[start RECORDS FOR THIS TASK]

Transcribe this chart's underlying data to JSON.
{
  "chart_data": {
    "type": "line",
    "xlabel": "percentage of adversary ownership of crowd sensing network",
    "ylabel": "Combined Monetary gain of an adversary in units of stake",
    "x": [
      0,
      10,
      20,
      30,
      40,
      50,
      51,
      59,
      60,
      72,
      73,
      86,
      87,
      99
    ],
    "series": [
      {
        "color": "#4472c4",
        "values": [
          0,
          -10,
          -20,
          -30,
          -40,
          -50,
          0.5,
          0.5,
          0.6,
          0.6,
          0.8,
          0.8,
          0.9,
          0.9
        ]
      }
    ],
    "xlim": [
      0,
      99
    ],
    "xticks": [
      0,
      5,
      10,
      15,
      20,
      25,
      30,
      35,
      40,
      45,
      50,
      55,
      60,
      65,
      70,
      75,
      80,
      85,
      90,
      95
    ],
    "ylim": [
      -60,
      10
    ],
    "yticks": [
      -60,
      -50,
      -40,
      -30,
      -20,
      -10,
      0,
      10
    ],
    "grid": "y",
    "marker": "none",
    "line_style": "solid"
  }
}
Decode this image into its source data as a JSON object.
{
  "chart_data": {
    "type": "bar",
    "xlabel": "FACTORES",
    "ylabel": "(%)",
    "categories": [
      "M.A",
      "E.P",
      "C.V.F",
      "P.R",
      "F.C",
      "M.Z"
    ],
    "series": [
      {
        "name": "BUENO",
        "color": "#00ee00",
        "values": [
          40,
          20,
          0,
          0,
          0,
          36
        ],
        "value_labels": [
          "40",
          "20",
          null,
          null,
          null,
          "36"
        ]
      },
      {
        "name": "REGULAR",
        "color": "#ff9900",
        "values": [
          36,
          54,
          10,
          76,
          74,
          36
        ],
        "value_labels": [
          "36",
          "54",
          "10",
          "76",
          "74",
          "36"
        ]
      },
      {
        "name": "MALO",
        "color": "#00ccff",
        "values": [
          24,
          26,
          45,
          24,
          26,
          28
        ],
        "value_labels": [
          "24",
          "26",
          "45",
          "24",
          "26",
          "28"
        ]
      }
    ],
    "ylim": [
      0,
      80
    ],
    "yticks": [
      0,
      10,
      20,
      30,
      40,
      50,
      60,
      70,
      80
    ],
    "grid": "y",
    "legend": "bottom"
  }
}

[end RECORDS FOR THIS TASK]

### GIVEN EXERCISE
Give the listing again, word for word.

### WRITTEN REPLY
Transcribe this chart's underlying data to JSON.
{
  "chart_data": {
    "type": "line",
    "xlabel": "percentage of adversary ownership of crowd sensing network",
    "ylabel": "Combined Monetary gain of an adversary in units of stake",
    "x": [
      0,
      10,
      20,
      30,
      40,
      50,
      51,
      59,
      60,
      72,
      73,
      86,
      87,
      99
    ],
    "series": [
      {
        "color": "#4472c4",
        "values": [
          0,
          -10,
          -20,
          -30,
          -40,
          -50,
          0.5,
          0.5,
          0.6,
          0.6,
          0.8,
          0.8,
          0.9,
          0.9
        ]
      }
    ],
    "xlim": [
      0,
      99
    ],
    "xticks": [
      0,
      5,
      10,
      15,
      20,
      25,
      30,
      35,
      40,
      45,
      50,
      55,
      60,
      65,
      70,
      75,
      80,
      85,
      90,
      95
    ],
    "ylim": [
      -60,
      10
    ],
    "yticks": [
      -60,
      -50,
      -40,
      -30,
      -20,
      -10,
      0,
      10
    ],
    "grid": "y",
    "marker": "none",
    "line_style": "solid"
  }
}
Decode this image into its source data as a JSON object.
{
  "chart_data": {
    "type": "bar",
    "xlabel": "FACTORES",
    "ylabel": "(%)",
    "categories": [
      "M.A",
      "E.P",
      "C.V.F",
      "P.R",
      "F.C",
      "M.Z"
    ],
    "series": [
      {
        "name": "BUENO",
        "color": "#00ee00",
        "values": [
          40,
          20,
          0,
          0,
          0,
          36
        ],
        "value_labels": [
          "40",
          "20",
          null,
          null,
          null,
          "36"
        ]
      },
      {
        "name": "REGULAR",
        "color": "#ff9900",
        "values": [
          36,
          54,
          10,
          76,
          74,
          36
        ],
        "value_labels": [
          "36",
          "54",
          "10",
          "76",
          "74",
          "36"
        ]
      },
      {
        "name": "MALO",
        "color": "#00ccff",
        "values": [
          24,
          26,
          45,
          24,
          26,
          28
        ],
        "value_labels": [
          "24",
          "26",
          "45",
          "24",
          "26",
          "28"
        ]
      }
    ],
    "ylim": [
      0,
      80
    ],
    "yticks": [
      0,
      10,
      20,
      30,
      40,
      50,
      60,
      70,
      80
    ],
    "grid": "y",
    "legend": "bottom"
  }
}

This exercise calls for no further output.